- Records
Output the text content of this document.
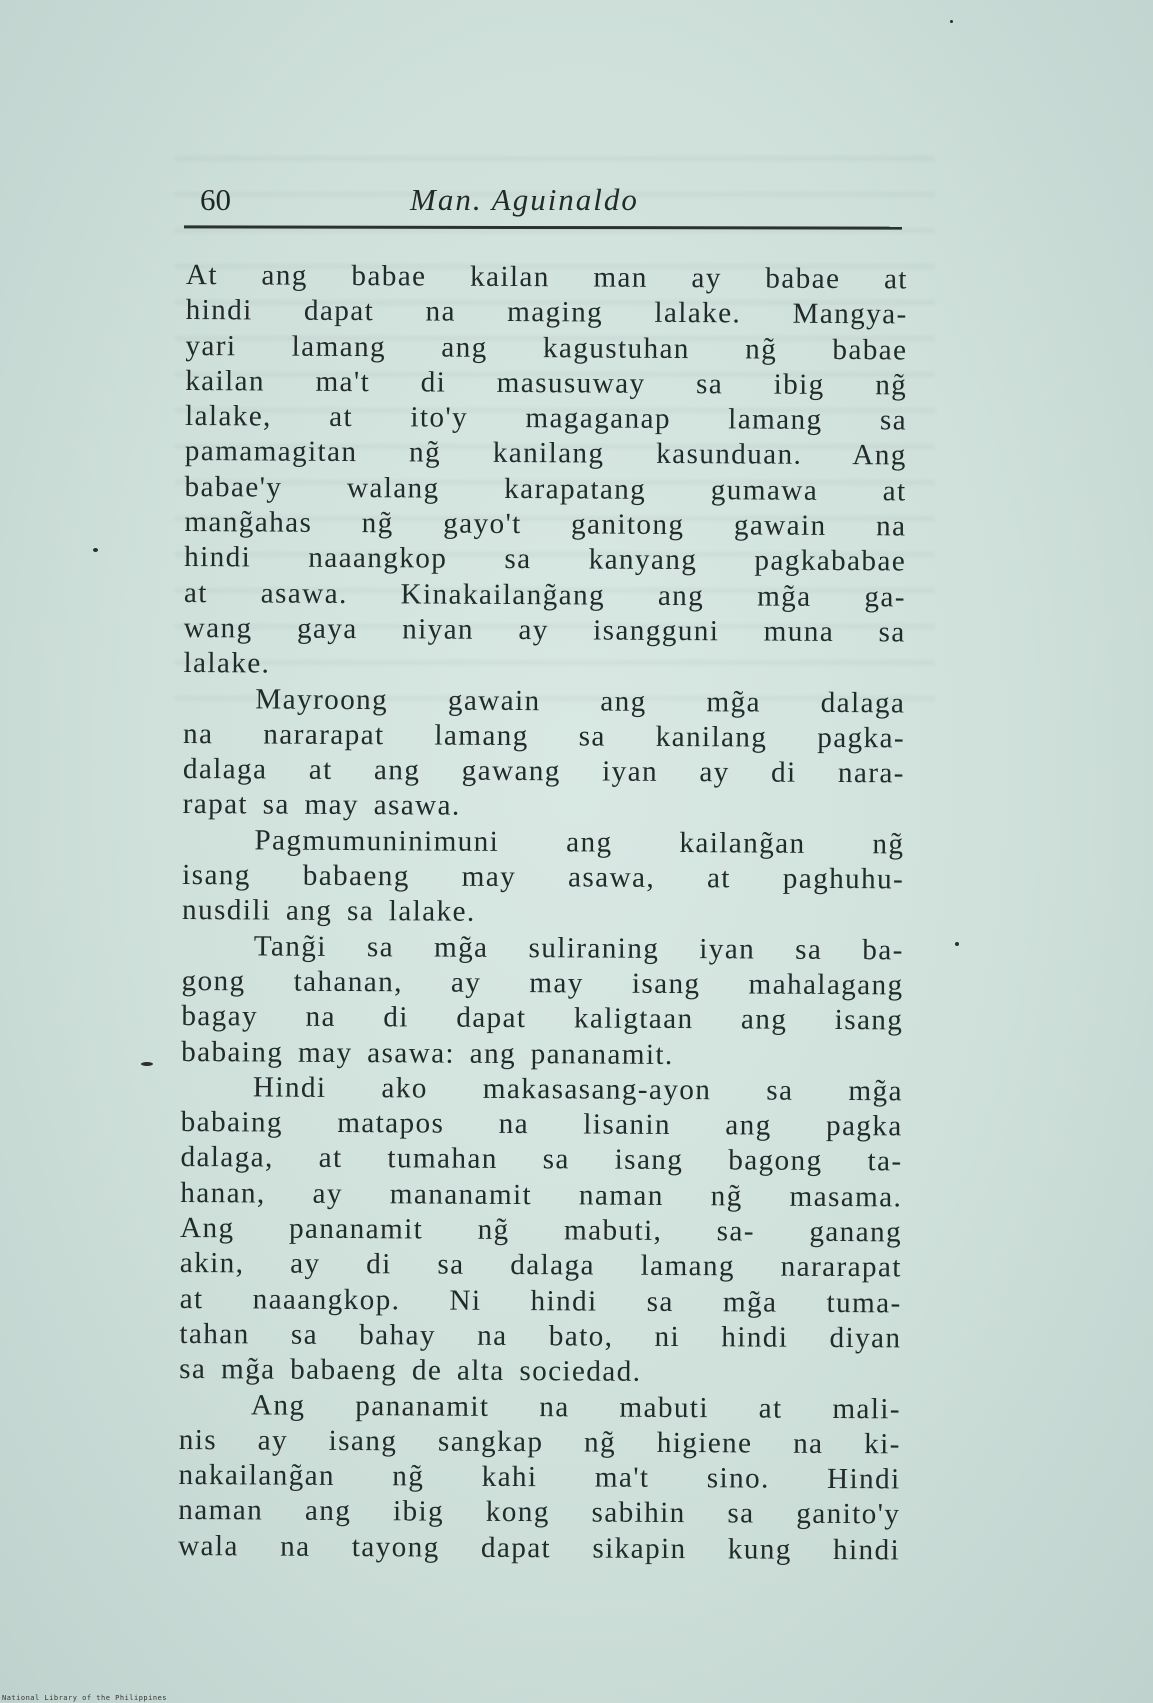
60	Man. Aguinaldo
At ang babae kailan man ay babae at
hindi dapat na maging lalake. Mangya-
yari lamang ang kagustuhan ng̃ babae
kailan ma't di masusuway sa ibig ng̃
lalake, at ito'y magaganap lamang sa
pamamagitan ng̃ kanilang kasunduan. Ang
babae'y walang karapatang gumawa at
mang̃ahas ng̃ gayo't ganitong gawain na
hindi naaangkop sa kanyang pagkababae
at asawa. Kinakailang̃ang ang mg̃a ga-
wang gaya niyan ay isangguni muna sa
lalake.
Mayroong gawain ang mg̃a dalaga
na nararapat lamang sa kanilang pagka-
dalaga at ang gawang iyan ay di nara-
rapat sa may asawa.
Pagmumuninimuni ang kailang̃an ng̃
isang babaeng may asawa, at paghuhu-
nusdili ang sa lalake.
Tang̃i sa mg̃a suliraning iyan sa ba-
gong tahanan, ay may isang mahalagang
bagay na di dapat kaligtaan ang isang
babaing may asawa: ang pananamit.
Hindi ako makasasang-ayon sa mg̃a
babaing matapos na lisanin ang pagka
dalaga, at tumahan sa isang bagong ta-
hanan, ay mananamit naman ng̃ masama.
Ang pananamit ng̃ mabuti, sa- ganang
akin, ay di sa dalaga lamang nararapat
at naaangkop. Ni hindi sa mg̃a tuma-
tahan sa bahay na bato, ni hindi diyan
sa mg̃a babaeng de alta sociedad.
Ang pananamit na mabuti at mali-
nis ay isang sangkap ng̃ higiene na ki-
nakailang̃an ng̃ kahi ma't sino. Hindi
naman ang ibig kong sabihin sa ganito'y
wala na tayong dapat sikapin kung hindi
National Library of the Philippines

- Prompt
Transcribe the whole listing, character for character, but not its images.

- Full response
Output the text content of this document.
60	Man. Aguinaldo
At ang babae kailan man ay babae at
hindi dapat na maging lalake. Mangya-
yari lamang ang kagustuhan ng̃ babae
kailan ma't di masusuway sa ibig ng̃
lalake, at ito'y magaganap lamang sa
pamamagitan ng̃ kanilang kasunduan. Ang
babae'y walang karapatang gumawa at
mang̃ahas ng̃ gayo't ganitong gawain na
hindi naaangkop sa kanyang pagkababae
at asawa. Kinakailang̃ang ang mg̃a ga-
wang gaya niyan ay isangguni muna sa
lalake.
Mayroong gawain ang mg̃a dalaga
na nararapat lamang sa kanilang pagka-
dalaga at ang gawang iyan ay di nara-
rapat sa may asawa.
Pagmumuninimuni ang kailang̃an ng̃
isang babaeng may asawa, at paghuhu-
nusdili ang sa lalake.
Tang̃i sa mg̃a suliraning iyan sa ba-
gong tahanan, ay may isang mahalagang
bagay na di dapat kaligtaan ang isang
babaing may asawa: ang pananamit.
Hindi ako makasasang-ayon sa mg̃a
babaing matapos na lisanin ang pagka
dalaga, at tumahan sa isang bagong ta-
hanan, ay mananamit naman ng̃ masama.
Ang pananamit ng̃ mabuti, sa- ganang
akin, ay di sa dalaga lamang nararapat
at naaangkop. Ni hindi sa mg̃a tuma-
tahan sa bahay na bato, ni hindi diyan
sa mg̃a babaeng de alta sociedad.
Ang pananamit na mabuti at mali-
nis ay isang sangkap ng̃ higiene na ki-
nakailang̃an ng̃ kahi ma't sino. Hindi
naman ang ibig kong sabihin sa ganito'y
wala na tayong dapat sikapin kung hindi
National Library of the Philippines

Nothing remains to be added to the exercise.